* **EXERCISE DESCRIPTION**: Look for the string "data" in the lines and copy each line that has it.

* **INFORMATION SHOWN**:
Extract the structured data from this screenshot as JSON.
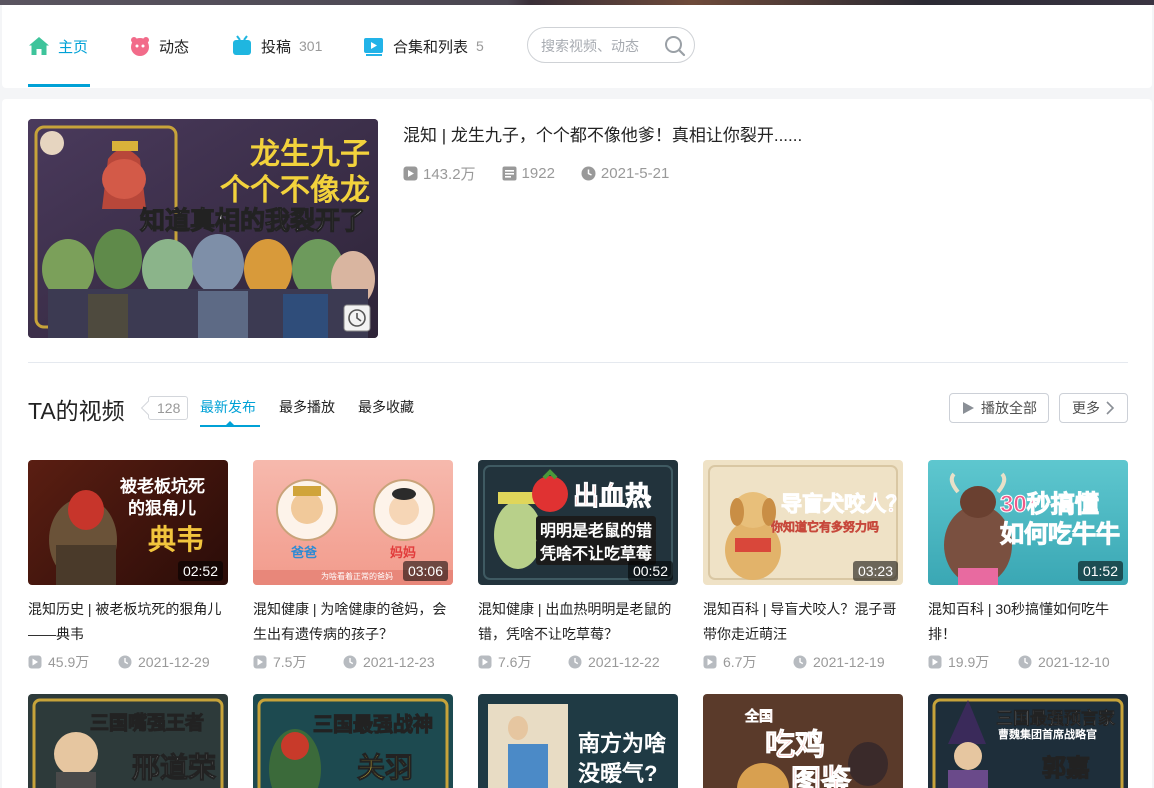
{
  "nav": {
    "items": [
      {
        "label": "主页",
        "count": "",
        "icon": "home-icon",
        "active": true
      },
      {
        "label": "动态",
        "count": "",
        "icon": "dynamic-icon",
        "active": false
      },
      {
        "label": "投稿",
        "count": "301",
        "icon": "upload-tv-icon",
        "active": false
      },
      {
        "label": "合集和列表",
        "count": "5",
        "icon": "playlist-icon",
        "active": false
      }
    ],
    "search_placeholder": "搜索视频、动态"
  },
  "featured": {
    "title": "混知 | 龙生九子，个个都不像他爹！真相让你裂开......",
    "plays": "143.2万",
    "danmaku": "1922",
    "date": "2021-5-21",
    "thumb_lines": [
      "龙生九子",
      "个个不像龙",
      "知道真相的我裂开了"
    ]
  },
  "videos_section": {
    "title": "TA的视频",
    "count": "128",
    "tabs": [
      "最新发布",
      "最多播放",
      "最多收藏"
    ],
    "active_tab": 0,
    "play_all": "播放全部",
    "more": "更多"
  },
  "videos": [
    {
      "title": "混知历史 | 被老板坑死的狠角儿——典韦",
      "duration": "02:52",
      "plays": "45.9万",
      "date": "2021-12-29",
      "thumb_text": [
        "被老板坑死",
        "的狠角儿",
        "典韦"
      ]
    },
    {
      "title": "混知健康 | 为啥健康的爸妈，会生出有遗传病的孩子？",
      "duration": "03:06",
      "plays": "7.5万",
      "date": "2021-12-23",
      "thumb_text": [
        "爸爸",
        "妈妈",
        "为啥看着正常的爸妈"
      ]
    },
    {
      "title": "混知健康 | 出血热明明是老鼠的错，凭啥不让吃草莓？",
      "duration": "00:52",
      "plays": "7.6万",
      "date": "2021-12-22",
      "thumb_text": [
        "出血热",
        "明明是老鼠的错",
        "凭啥不让吃草莓"
      ]
    },
    {
      "title": "混知百科 | 导盲犬咬人？混子哥带你走近萌汪",
      "duration": "03:23",
      "plays": "6.7万",
      "date": "2021-12-19",
      "thumb_text": [
        "导盲犬咬人？",
        "你知道它有多努力吗"
      ]
    },
    {
      "title": "混知百科 | 30秒搞懂如何吃牛排！",
      "duration": "01:52",
      "plays": "19.9万",
      "date": "2021-12-10",
      "thumb_text": [
        "30秒搞懂",
        "如何吃牛牛"
      ]
    }
  ],
  "videos_row2": [
    {
      "thumb_text": [
        "三国嘴强王者",
        "邢道荣"
      ]
    },
    {
      "thumb_text": [
        "三国最强战神",
        "关羽"
      ]
    },
    {
      "thumb_text": [
        "南方为啥",
        "没暖气?"
      ]
    },
    {
      "thumb_text": [
        "全国",
        "吃鸡",
        "图鉴"
      ]
    },
    {
      "thumb_text": [
        "三国最强预言家",
        "曹魏集团首席战略官",
        "郭嘉"
      ]
    }
  ]
}
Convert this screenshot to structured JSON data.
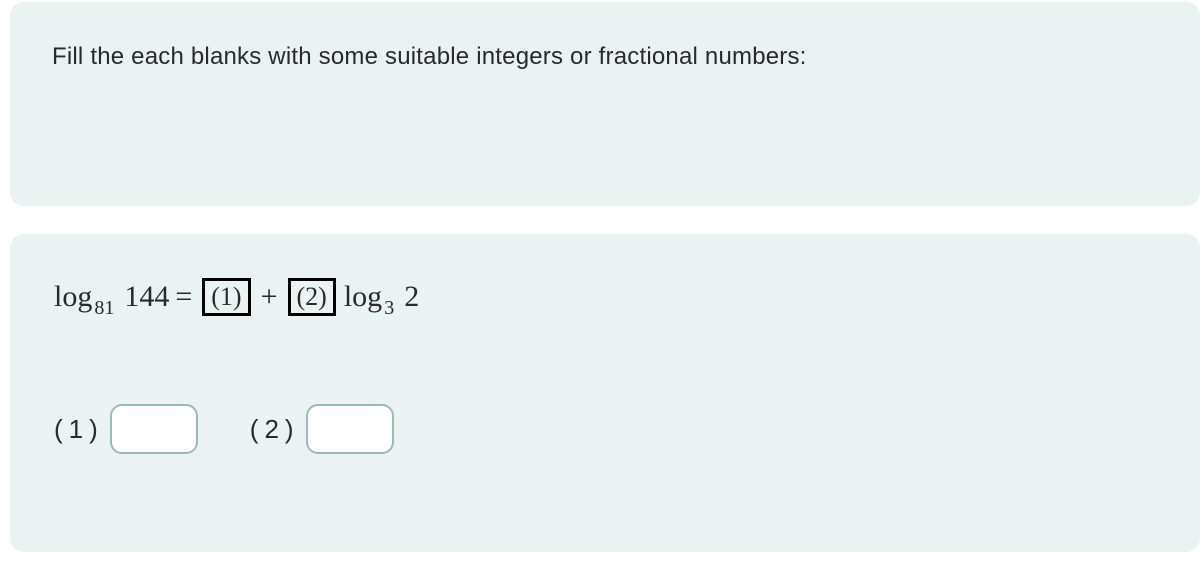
{
  "question": {
    "prompt": "Fill the each blanks with some suitable integers or fractional numbers:"
  },
  "equation": {
    "log_label": "log",
    "base1": "81",
    "arg1": "144",
    "equals": "=",
    "blank1_label": "(1)",
    "plus": "+",
    "blank2_label": "(2)",
    "log_label2": "log",
    "base2": "3",
    "arg2": "2"
  },
  "answers": {
    "a1": {
      "label": "(1)",
      "value": ""
    },
    "a2": {
      "label": "(2)",
      "value": ""
    }
  }
}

* **EXERCISE RESPONSE**:
Extract the structured data from this screenshot as JSON.
Convert this screenshot to structured JSON data.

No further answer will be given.